Stated goal
Extract the entries in their exact form.

Stored entries
....
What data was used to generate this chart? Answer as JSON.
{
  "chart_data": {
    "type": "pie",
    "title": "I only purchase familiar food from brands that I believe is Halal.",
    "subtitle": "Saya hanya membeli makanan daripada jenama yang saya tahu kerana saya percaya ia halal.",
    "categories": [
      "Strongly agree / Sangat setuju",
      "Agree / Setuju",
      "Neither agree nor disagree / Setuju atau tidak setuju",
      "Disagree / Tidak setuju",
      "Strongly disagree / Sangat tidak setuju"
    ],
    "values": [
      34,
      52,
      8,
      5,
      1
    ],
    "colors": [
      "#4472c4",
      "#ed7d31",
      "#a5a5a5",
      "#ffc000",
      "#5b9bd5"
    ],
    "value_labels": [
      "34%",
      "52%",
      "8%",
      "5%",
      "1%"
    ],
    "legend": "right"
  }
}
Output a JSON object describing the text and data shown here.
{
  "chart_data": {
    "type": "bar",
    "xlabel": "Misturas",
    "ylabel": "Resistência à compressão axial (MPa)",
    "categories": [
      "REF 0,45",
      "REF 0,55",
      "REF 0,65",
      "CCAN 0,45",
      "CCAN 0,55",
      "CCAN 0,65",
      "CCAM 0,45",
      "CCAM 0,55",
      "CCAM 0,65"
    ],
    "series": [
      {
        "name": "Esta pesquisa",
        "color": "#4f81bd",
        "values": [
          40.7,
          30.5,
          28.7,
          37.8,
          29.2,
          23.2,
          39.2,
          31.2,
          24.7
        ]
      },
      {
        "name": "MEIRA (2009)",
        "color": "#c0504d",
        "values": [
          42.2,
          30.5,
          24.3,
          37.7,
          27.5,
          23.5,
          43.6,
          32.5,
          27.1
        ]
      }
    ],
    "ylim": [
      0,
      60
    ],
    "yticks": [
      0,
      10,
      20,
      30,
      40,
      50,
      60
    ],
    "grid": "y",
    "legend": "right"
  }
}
....
Solution
What data was used to generate this chart? Answer as JSON.
{
  "chart_data": {
    "type": "pie",
    "title": "I only purchase familiar food from brands that I believe is Halal.",
    "subtitle": "Saya hanya membeli makanan daripada jenama yang saya tahu kerana saya percaya ia halal.",
    "categories": [
      "Strongly agree / Sangat setuju",
      "Agree / Setuju",
      "Neither agree nor disagree / Setuju atau tidak setuju",
      "Disagree / Tidak setuju",
      "Strongly disagree / Sangat tidak setuju"
    ],
    "values": [
      34,
      52,
      8,
      5,
      1
    ],
    "colors": [
      "#4472c4",
      "#ed7d31",
      "#a5a5a5",
      "#ffc000",
      "#5b9bd5"
    ],
    "value_labels": [
      "34%",
      "52%",
      "8%",
      "5%",
      "1%"
    ],
    "legend": "right"
  }
}
Output a JSON object describing the text and data shown here.
{
  "chart_data": {
    "type": "bar",
    "xlabel": "Misturas",
    "ylabel": "Resistência à compressão axial (MPa)",
    "categories": [
      "REF 0,45",
      "REF 0,55",
      "REF 0,65",
      "CCAN 0,45",
      "CCAN 0,55",
      "CCAN 0,65",
      "CCAM 0,45",
      "CCAM 0,55",
      "CCAM 0,65"
    ],
    "series": [
      {
        "name": "Esta pesquisa",
        "color": "#4f81bd",
        "values": [
          40.7,
          30.5,
          28.7,
          37.8,
          29.2,
          23.2,
          39.2,
          31.2,
          24.7
        ]
      },
      {
        "name": "MEIRA (2009)",
        "color": "#c0504d",
        "values": [
          42.2,
          30.5,
          24.3,
          37.7,
          27.5,
          23.5,
          43.6,
          32.5,
          27.1
        ]
      }
    ],
    "ylim": [
      0,
      60
    ],
    "yticks": [
      0,
      10,
      20,
      30,
      40,
      50,
      60
    ],
    "grid": "y",
    "legend": "right"
  }
}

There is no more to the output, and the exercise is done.